Material for the task:
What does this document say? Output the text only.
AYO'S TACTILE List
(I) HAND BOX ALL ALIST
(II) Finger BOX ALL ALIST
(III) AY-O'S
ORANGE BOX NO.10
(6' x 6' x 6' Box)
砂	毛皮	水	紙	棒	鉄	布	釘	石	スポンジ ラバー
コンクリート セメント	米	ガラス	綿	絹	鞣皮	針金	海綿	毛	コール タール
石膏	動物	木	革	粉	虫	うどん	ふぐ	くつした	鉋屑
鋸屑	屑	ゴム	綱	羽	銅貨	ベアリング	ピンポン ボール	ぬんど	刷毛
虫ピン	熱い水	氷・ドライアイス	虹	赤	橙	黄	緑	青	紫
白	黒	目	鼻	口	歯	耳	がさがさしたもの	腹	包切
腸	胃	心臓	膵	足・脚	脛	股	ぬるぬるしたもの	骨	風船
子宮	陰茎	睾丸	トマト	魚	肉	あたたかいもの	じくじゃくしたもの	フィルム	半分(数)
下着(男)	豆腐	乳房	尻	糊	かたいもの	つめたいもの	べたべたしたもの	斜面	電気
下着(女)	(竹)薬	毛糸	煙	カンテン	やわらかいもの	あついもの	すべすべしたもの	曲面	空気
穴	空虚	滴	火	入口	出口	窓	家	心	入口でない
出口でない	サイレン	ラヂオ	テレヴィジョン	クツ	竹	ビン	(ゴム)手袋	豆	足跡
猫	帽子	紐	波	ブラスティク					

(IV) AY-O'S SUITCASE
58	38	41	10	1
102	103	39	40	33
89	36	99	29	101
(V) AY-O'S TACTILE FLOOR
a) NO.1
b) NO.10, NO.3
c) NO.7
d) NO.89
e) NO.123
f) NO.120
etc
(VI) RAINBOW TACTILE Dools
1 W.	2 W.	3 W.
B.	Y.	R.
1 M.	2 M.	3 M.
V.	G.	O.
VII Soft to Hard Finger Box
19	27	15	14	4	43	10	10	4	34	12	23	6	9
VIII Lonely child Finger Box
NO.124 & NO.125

Work to do: Find the lines containing "TACTILE" and list every one of them.

Exercise output:
AYO'S TACTILE List
(V) AY-O'S TACTILE FLOOR
(VI) RAINBOW TACTILE Dools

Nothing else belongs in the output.